■ **DIRECTION**
Transcribe all the records with complete accuracy.

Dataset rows
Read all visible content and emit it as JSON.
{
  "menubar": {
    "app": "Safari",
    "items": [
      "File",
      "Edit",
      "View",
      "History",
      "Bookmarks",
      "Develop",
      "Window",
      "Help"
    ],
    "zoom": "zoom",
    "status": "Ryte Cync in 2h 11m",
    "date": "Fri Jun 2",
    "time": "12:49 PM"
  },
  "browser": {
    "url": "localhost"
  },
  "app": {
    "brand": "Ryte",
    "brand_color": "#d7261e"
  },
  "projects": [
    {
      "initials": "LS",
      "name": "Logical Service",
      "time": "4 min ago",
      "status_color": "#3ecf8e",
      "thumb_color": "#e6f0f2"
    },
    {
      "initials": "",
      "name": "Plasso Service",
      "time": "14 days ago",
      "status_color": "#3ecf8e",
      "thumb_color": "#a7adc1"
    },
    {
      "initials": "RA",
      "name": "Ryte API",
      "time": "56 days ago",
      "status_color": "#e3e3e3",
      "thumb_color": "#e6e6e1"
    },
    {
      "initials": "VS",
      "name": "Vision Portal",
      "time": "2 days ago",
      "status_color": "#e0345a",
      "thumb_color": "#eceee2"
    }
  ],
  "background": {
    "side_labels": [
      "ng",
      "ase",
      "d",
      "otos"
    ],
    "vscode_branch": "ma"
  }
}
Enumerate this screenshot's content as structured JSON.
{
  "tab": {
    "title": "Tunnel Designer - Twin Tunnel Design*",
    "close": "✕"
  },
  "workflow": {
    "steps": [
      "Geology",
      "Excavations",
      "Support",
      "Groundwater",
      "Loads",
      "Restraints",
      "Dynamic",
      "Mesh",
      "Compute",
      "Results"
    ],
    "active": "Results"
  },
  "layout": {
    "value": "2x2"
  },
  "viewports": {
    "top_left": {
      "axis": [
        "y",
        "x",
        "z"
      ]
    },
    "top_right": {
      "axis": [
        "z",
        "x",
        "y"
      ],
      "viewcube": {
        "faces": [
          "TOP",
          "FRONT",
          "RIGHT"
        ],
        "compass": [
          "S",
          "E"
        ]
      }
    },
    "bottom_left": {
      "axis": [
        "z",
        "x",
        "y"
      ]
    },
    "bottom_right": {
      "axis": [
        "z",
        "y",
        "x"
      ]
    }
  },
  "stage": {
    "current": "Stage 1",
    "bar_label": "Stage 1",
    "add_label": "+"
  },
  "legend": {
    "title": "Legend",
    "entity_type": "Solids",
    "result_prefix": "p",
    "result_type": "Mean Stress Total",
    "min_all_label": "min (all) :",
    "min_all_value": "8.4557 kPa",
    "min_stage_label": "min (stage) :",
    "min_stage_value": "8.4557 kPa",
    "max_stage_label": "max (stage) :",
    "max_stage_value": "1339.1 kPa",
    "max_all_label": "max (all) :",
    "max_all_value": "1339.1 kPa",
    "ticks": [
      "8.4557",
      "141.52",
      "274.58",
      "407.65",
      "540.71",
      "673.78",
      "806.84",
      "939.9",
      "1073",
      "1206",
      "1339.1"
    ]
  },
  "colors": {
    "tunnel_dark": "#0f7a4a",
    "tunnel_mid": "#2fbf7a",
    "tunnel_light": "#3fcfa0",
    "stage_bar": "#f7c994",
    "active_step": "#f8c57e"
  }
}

■ **WRITTEN ANSWER**
Read all visible content and emit it as JSON.
{
  "menubar": {
    "app": "Safari",
    "items": [
      "File",
      "Edit",
      "View",
      "History",
      "Bookmarks",
      "Develop",
      "Window",
      "Help"
    ],
    "zoom": "zoom",
    "status": "Ryte Cync in 2h 11m",
    "date": "Fri Jun 2",
    "time": "12:49 PM"
  },
  "browser": {
    "url": "localhost"
  },
  "app": {
    "brand": "Ryte",
    "brand_color": "#d7261e"
  },
  "projects": [
    {
      "initials": "LS",
      "name": "Logical Service",
      "time": "4 min ago",
      "status_color": "#3ecf8e",
      "thumb_color": "#e6f0f2"
    },
    {
      "initials": "",
      "name": "Plasso Service",
      "time": "14 days ago",
      "status_color": "#3ecf8e",
      "thumb_color": "#a7adc1"
    },
    {
      "initials": "RA",
      "name": "Ryte API",
      "time": "56 days ago",
      "status_color": "#e3e3e3",
      "thumb_color": "#e6e6e1"
    },
    {
      "initials": "VS",
      "name": "Vision Portal",
      "time": "2 days ago",
      "status_color": "#e0345a",
      "thumb_color": "#eceee2"
    }
  ],
  "background": {
    "side_labels": [
      "ng",
      "ase",
      "d",
      "otos"
    ],
    "vscode_branch": "ma"
  }
}
Enumerate this screenshot's content as structured JSON.
{
  "tab": {
    "title": "Tunnel Designer - Twin Tunnel Design*",
    "close": "✕"
  },
  "workflow": {
    "steps": [
      "Geology",
      "Excavations",
      "Support",
      "Groundwater",
      "Loads",
      "Restraints",
      "Dynamic",
      "Mesh",
      "Compute",
      "Results"
    ],
    "active": "Results"
  },
  "layout": {
    "value": "2x2"
  },
  "viewports": {
    "top_left": {
      "axis": [
        "y",
        "x",
        "z"
      ]
    },
    "top_right": {
      "axis": [
        "z",
        "x",
        "y"
      ],
      "viewcube": {
        "faces": [
          "TOP",
          "FRONT",
          "RIGHT"
        ],
        "compass": [
          "S",
          "E"
        ]
      }
    },
    "bottom_left": {
      "axis": [
        "z",
        "x",
        "y"
      ]
    },
    "bottom_right": {
      "axis": [
        "z",
        "y",
        "x"
      ]
    }
  },
  "stage": {
    "current": "Stage 1",
    "bar_label": "Stage 1",
    "add_label": "+"
  },
  "legend": {
    "title": "Legend",
    "entity_type": "Solids",
    "result_prefix": "p",
    "result_type": "Mean Stress Total",
    "min_all_label": "min (all) :",
    "min_all_value": "8.4557 kPa",
    "min_stage_label": "min (stage) :",
    "min_stage_value": "8.4557 kPa",
    "max_stage_label": "max (stage) :",
    "max_stage_value": "1339.1 kPa",
    "max_all_label": "max (all) :",
    "max_all_value": "1339.1 kPa",
    "ticks": [
      "8.4557",
      "141.52",
      "274.58",
      "407.65",
      "540.71",
      "673.78",
      "806.84",
      "939.9",
      "1073",
      "1206",
      "1339.1"
    ]
  },
  "colors": {
    "tunnel_dark": "#0f7a4a",
    "tunnel_mid": "#2fbf7a",
    "tunnel_light": "#3fcfa0",
    "stage_bar": "#f7c994",
    "active_step": "#f8c57e"
  }
}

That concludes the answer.